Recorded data
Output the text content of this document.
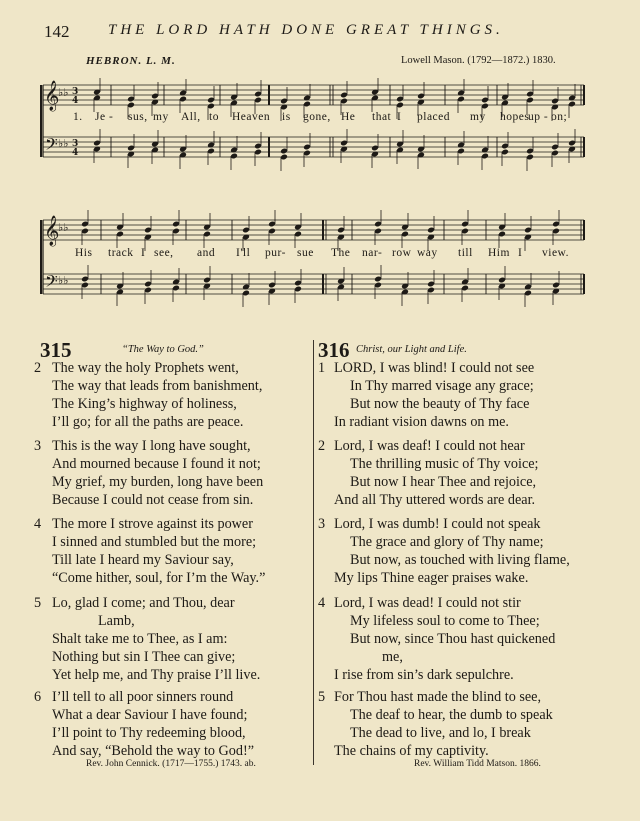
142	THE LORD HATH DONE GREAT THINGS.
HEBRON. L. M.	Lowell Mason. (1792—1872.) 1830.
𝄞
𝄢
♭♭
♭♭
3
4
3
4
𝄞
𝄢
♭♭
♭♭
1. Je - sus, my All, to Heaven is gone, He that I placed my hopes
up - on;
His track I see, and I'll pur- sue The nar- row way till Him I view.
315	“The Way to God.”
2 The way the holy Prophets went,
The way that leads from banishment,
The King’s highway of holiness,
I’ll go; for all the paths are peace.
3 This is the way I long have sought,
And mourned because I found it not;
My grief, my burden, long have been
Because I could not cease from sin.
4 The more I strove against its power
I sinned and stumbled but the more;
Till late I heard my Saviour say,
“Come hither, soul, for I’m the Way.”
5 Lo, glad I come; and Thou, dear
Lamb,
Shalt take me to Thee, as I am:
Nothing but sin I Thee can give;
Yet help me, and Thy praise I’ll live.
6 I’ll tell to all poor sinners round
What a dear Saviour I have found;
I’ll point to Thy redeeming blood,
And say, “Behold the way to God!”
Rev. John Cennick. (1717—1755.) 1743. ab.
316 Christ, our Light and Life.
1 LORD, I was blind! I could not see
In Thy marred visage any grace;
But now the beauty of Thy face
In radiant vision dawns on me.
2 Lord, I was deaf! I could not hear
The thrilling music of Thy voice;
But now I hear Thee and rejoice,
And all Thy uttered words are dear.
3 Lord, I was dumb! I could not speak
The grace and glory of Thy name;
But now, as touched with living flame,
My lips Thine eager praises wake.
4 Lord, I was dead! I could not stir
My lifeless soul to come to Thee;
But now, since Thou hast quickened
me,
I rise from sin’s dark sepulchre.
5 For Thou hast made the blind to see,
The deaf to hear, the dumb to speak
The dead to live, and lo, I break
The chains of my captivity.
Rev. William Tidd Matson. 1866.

What this task involves =
Quote the records in their entirety, keeping the wording exact and excluding pictures.

Exercise solution =
Output the text content of this document.
142	THE LORD HATH DONE GREAT THINGS.
HEBRON. L. M.	Lowell Mason. (1792—1872.) 1830.
𝄞
𝄢
♭♭
♭♭
3
4
3
4
𝄞
𝄢
♭♭
♭♭
1. Je - sus, my All, to Heaven is gone, He that I placed my hopes
up - on;
His track I see, and I'll pur- sue The nar- row way till Him I view.
315	“The Way to God.”
2 The way the holy Prophets went,
The way that leads from banishment,
The King’s highway of holiness,
I’ll go; for all the paths are peace.
3 This is the way I long have sought,
And mourned because I found it not;
My grief, my burden, long have been
Because I could not cease from sin.
4 The more I strove against its power
I sinned and stumbled but the more;
Till late I heard my Saviour say,
“Come hither, soul, for I’m the Way.”
5 Lo, glad I come; and Thou, dear
Lamb,
Shalt take me to Thee, as I am:
Nothing but sin I Thee can give;
Yet help me, and Thy praise I’ll live.
6 I’ll tell to all poor sinners round
What a dear Saviour I have found;
I’ll point to Thy redeeming blood,
And say, “Behold the way to God!”
Rev. John Cennick. (1717—1755.) 1743. ab.
316 Christ, our Light and Life.
1 LORD, I was blind! I could not see
In Thy marred visage any grace;
But now the beauty of Thy face
In radiant vision dawns on me.
2 Lord, I was deaf! I could not hear
The thrilling music of Thy voice;
But now I hear Thee and rejoice,
And all Thy uttered words are dear.
3 Lord, I was dumb! I could not speak
The grace and glory of Thy name;
But now, as touched with living flame,
My lips Thine eager praises wake.
4 Lord, I was dead! I could not stir
My lifeless soul to come to Thee;
But now, since Thou hast quickened
me,
I rise from sin’s dark sepulchre.
5 For Thou hast made the blind to see,
The deaf to hear, the dumb to speak
The dead to live, and lo, I break
The chains of my captivity.
Rev. William Tidd Matson. 1866.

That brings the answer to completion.